(DIRECTIVE):
In full and without alteration, give the listing again.

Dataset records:
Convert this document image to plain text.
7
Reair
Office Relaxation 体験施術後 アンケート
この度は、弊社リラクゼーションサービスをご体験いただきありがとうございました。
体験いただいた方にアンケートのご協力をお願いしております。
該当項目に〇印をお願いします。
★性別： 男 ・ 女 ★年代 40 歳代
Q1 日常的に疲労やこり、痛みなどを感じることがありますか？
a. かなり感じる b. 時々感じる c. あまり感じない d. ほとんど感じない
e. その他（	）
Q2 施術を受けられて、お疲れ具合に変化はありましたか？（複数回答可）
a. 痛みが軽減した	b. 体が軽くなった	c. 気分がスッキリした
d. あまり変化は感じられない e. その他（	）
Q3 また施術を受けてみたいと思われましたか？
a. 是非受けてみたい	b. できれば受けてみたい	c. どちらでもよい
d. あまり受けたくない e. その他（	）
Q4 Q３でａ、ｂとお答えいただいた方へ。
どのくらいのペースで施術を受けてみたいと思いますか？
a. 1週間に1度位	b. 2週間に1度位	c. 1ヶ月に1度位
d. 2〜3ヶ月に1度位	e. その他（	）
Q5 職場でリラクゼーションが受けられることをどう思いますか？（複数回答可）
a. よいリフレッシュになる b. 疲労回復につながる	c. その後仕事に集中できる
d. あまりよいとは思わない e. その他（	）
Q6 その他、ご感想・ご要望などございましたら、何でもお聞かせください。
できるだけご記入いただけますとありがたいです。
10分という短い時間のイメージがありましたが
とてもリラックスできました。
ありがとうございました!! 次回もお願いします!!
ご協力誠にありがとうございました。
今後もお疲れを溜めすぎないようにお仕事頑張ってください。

(RESULT FOR THIS TASK):
Convert this document image to plain text.
7
Reair
Office Relaxation 体験施術後 アンケート
この度は、弊社リラクゼーションサービスをご体験いただきありがとうございました。
体験いただいた方にアンケートのご協力をお願いしております。
該当項目に〇印をお願いします。
★性別： 男 ・ 女 ★年代 40 歳代
Q1 日常的に疲労やこり、痛みなどを感じることがありますか？
a. かなり感じる b. 時々感じる c. あまり感じない d. ほとんど感じない
e. その他（	）
Q2 施術を受けられて、お疲れ具合に変化はありましたか？（複数回答可）
a. 痛みが軽減した	b. 体が軽くなった	c. 気分がスッキリした
d. あまり変化は感じられない e. その他（	）
Q3 また施術を受けてみたいと思われましたか？
a. 是非受けてみたい	b. できれば受けてみたい	c. どちらでもよい
d. あまり受けたくない e. その他（	）
Q4 Q３でａ、ｂとお答えいただいた方へ。
どのくらいのペースで施術を受けてみたいと思いますか？
a. 1週間に1度位	b. 2週間に1度位	c. 1ヶ月に1度位
d. 2〜3ヶ月に1度位	e. その他（	）
Q5 職場でリラクゼーションが受けられることをどう思いますか？（複数回答可）
a. よいリフレッシュになる b. 疲労回復につながる	c. その後仕事に集中できる
d. あまりよいとは思わない e. その他（	）
Q6 その他、ご感想・ご要望などございましたら、何でもお聞かせください。
できるだけご記入いただけますとありがたいです。
10分という短い時間のイメージがありましたが
とてもリラックスできました。
ありがとうございました!! 次回もお願いします!!
ご協力誠にありがとうございました。
今後もお疲れを溜めすぎないようにお仕事頑張ってください。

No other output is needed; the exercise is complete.